## Stated exercise
Using the data below, copy every line that contains the word "screenshot".

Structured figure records
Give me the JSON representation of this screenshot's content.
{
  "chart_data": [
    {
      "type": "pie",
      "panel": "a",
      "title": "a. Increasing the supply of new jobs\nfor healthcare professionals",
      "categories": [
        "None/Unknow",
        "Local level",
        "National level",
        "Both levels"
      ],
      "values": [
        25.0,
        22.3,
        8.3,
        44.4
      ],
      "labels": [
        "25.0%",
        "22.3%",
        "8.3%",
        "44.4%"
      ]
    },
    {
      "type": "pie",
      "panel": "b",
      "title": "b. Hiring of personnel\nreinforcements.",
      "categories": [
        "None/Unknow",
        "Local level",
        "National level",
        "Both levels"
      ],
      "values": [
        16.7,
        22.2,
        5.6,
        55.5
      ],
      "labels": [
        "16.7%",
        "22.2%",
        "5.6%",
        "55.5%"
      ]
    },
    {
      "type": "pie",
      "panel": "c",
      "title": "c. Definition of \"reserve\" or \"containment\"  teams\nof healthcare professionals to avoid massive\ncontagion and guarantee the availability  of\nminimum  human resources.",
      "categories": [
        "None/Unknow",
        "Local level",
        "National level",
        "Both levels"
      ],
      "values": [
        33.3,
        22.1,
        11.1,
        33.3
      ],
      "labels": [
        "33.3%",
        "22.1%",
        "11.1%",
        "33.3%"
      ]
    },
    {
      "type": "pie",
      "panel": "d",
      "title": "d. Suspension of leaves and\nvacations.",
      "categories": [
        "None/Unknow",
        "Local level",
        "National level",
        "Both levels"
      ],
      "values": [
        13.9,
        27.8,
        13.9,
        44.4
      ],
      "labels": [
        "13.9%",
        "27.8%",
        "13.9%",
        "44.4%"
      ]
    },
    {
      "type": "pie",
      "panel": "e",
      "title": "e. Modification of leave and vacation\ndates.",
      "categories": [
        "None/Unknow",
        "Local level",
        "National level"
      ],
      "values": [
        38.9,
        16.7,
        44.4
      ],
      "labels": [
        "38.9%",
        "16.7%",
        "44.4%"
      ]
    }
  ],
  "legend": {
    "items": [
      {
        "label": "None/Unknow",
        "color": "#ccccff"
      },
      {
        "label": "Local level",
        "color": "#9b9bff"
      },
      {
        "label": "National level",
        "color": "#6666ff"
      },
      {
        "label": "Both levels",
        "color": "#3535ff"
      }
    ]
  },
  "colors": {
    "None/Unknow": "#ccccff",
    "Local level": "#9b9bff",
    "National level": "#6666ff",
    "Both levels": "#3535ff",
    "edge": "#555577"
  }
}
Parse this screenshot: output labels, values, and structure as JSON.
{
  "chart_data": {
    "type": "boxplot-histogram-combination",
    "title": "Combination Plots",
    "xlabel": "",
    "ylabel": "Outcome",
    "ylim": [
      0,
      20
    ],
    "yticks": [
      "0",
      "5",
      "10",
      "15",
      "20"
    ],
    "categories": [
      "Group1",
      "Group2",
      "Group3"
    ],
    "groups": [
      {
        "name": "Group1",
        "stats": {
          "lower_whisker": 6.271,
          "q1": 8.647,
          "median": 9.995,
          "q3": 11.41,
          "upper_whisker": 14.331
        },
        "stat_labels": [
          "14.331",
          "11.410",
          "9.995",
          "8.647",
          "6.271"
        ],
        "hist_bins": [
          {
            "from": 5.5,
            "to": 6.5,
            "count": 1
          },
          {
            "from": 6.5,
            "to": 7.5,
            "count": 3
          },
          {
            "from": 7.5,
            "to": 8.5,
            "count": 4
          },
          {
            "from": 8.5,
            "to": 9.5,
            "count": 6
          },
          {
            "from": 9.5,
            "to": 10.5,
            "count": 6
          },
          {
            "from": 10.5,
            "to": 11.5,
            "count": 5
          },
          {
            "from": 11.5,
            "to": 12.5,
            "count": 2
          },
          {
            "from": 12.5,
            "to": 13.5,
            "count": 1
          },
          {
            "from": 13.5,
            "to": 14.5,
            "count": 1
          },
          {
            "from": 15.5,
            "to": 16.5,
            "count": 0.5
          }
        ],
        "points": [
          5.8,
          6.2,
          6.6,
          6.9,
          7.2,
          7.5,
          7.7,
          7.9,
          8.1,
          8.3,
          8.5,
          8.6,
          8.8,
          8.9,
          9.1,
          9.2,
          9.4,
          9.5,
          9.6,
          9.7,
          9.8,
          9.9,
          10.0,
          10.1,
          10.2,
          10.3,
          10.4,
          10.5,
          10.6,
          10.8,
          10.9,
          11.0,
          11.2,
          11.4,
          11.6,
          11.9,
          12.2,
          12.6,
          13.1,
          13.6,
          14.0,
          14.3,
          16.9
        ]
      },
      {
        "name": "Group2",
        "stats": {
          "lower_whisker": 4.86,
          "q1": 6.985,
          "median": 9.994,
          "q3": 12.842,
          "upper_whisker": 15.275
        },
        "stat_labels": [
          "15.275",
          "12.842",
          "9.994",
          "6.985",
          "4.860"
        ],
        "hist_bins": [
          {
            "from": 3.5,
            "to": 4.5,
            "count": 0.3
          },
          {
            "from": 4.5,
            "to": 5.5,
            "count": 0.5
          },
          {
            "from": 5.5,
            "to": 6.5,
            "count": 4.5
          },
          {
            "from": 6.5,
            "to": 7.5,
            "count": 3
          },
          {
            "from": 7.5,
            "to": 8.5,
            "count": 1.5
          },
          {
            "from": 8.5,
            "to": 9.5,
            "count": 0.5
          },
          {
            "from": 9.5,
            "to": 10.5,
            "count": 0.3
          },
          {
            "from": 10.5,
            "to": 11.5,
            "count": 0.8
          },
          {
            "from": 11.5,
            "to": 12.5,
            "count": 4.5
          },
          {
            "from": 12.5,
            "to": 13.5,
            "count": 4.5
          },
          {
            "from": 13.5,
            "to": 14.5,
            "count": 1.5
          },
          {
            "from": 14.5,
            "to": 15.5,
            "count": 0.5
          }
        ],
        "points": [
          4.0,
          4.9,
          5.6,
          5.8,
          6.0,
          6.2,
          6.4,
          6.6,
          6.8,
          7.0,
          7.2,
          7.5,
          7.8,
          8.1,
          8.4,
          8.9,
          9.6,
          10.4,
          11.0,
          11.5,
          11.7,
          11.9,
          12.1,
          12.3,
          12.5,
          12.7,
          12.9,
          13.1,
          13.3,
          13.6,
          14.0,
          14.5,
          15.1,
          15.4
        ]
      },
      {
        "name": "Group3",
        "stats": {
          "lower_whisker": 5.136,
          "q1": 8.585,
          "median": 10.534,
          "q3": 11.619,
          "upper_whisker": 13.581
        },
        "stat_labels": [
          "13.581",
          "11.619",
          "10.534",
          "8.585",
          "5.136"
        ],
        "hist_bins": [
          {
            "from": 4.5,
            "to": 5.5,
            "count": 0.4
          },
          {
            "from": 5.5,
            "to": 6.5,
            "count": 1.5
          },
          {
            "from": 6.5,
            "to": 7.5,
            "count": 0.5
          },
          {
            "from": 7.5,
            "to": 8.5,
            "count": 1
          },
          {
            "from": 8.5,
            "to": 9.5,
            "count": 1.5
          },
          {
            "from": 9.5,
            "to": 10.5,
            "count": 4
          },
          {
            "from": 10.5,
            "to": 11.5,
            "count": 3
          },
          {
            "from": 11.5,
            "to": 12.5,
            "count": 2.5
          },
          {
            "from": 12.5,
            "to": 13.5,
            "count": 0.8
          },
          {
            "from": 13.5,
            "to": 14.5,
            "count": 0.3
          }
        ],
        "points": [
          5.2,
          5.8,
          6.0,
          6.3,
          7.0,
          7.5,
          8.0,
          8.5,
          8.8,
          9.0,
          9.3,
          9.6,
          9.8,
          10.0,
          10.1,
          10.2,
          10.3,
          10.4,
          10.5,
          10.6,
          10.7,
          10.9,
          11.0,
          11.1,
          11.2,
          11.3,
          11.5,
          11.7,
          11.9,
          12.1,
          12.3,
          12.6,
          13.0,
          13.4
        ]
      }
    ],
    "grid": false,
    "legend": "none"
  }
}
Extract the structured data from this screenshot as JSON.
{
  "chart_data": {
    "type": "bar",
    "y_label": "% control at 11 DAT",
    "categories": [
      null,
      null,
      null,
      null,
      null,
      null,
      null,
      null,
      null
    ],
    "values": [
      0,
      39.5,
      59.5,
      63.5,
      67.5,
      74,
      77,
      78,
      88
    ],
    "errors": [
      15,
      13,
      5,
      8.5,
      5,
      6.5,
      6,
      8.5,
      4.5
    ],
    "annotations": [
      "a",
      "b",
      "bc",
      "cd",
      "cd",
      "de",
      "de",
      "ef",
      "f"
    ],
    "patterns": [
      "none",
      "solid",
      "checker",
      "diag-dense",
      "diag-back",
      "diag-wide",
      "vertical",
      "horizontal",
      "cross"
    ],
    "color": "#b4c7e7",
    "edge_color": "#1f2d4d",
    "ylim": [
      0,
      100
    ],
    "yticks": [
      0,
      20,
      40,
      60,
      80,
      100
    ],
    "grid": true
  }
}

## Answer to this exercise
Give me the JSON representation of this screenshot's content.
Parse this screenshot: output labels, values, and structure as JSON.
Extract the structured data from this screenshot as JSON.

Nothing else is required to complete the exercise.